» To do
Each line containing the word "Nashville" should be found and copied.
# Material to process start
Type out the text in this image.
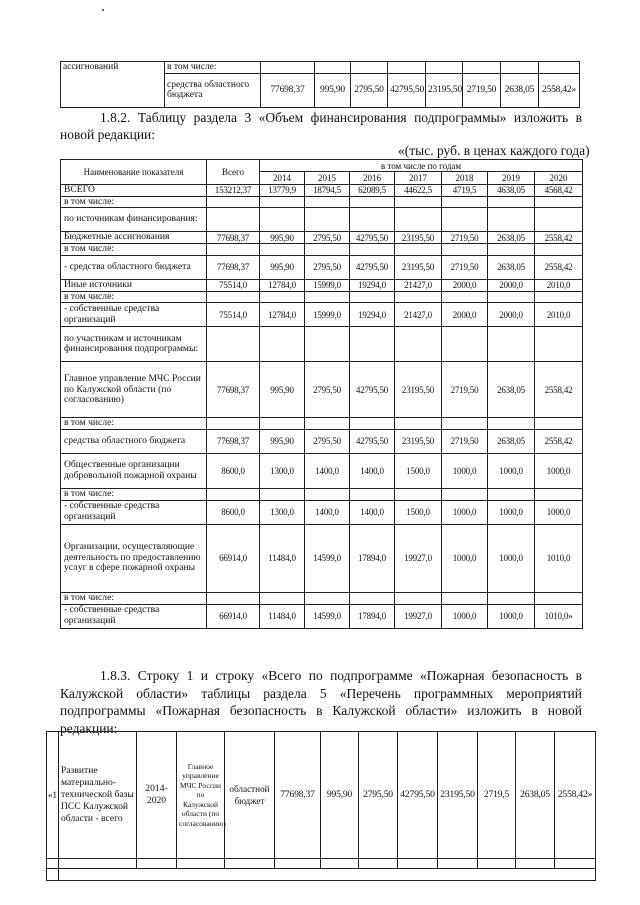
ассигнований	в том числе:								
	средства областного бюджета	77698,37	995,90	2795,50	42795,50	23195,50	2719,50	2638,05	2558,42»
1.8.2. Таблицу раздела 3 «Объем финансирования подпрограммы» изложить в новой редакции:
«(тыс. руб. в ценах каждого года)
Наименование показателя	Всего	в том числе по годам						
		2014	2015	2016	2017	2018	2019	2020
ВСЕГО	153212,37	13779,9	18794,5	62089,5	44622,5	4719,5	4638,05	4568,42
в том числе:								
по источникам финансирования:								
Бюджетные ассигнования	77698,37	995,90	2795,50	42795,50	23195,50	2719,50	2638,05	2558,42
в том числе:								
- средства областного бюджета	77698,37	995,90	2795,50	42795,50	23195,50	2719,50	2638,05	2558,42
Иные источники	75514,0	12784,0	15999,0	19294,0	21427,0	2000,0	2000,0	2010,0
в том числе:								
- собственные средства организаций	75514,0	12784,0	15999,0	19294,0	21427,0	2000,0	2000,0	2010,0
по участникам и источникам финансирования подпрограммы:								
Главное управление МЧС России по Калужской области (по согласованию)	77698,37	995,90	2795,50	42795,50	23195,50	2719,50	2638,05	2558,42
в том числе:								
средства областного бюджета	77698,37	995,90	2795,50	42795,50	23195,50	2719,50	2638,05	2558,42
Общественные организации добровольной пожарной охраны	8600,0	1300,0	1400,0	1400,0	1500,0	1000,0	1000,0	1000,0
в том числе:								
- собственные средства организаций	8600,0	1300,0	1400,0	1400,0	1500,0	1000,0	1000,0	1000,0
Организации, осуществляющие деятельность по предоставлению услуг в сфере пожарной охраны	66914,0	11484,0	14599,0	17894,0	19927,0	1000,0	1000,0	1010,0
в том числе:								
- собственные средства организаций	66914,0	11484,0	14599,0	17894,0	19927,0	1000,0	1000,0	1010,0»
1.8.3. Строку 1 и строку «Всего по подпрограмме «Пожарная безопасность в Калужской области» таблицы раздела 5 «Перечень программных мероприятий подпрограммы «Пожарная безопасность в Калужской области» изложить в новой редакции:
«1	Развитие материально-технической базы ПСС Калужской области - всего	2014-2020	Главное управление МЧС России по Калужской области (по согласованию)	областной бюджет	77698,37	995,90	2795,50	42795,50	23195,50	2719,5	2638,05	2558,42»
# Material to process end
# Material to process start
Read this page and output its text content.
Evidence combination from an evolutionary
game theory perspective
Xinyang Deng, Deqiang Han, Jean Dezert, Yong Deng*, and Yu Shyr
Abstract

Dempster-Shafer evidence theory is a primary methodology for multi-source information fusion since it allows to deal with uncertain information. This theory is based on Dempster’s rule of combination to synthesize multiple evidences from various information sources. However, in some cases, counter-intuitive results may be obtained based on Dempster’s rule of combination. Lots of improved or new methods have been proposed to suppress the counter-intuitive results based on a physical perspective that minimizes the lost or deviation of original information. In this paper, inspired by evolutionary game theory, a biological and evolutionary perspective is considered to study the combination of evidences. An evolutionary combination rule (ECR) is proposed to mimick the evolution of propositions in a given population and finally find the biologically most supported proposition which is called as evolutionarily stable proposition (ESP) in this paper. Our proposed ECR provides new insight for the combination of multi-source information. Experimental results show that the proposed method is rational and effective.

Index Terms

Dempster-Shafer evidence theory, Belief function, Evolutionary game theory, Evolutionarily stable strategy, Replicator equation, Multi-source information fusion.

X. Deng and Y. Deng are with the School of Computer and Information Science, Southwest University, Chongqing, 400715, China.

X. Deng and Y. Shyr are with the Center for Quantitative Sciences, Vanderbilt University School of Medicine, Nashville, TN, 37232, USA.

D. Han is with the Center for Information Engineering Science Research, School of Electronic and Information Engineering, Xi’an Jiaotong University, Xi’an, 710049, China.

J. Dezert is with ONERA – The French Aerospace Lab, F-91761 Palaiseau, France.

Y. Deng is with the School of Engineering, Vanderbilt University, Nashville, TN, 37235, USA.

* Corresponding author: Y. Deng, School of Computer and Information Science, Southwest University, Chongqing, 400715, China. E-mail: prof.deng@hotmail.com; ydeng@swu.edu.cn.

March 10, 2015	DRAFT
# Material to process end
» Complete output
X. Deng and Y. Shyr are with the Center for Quantitative Sciences, Vanderbilt University School of Medicine, Nashville, TN, 37232, USA.
Y. Deng is with the School of Engineering, Vanderbilt University, Nashville, TN, 37235, USA.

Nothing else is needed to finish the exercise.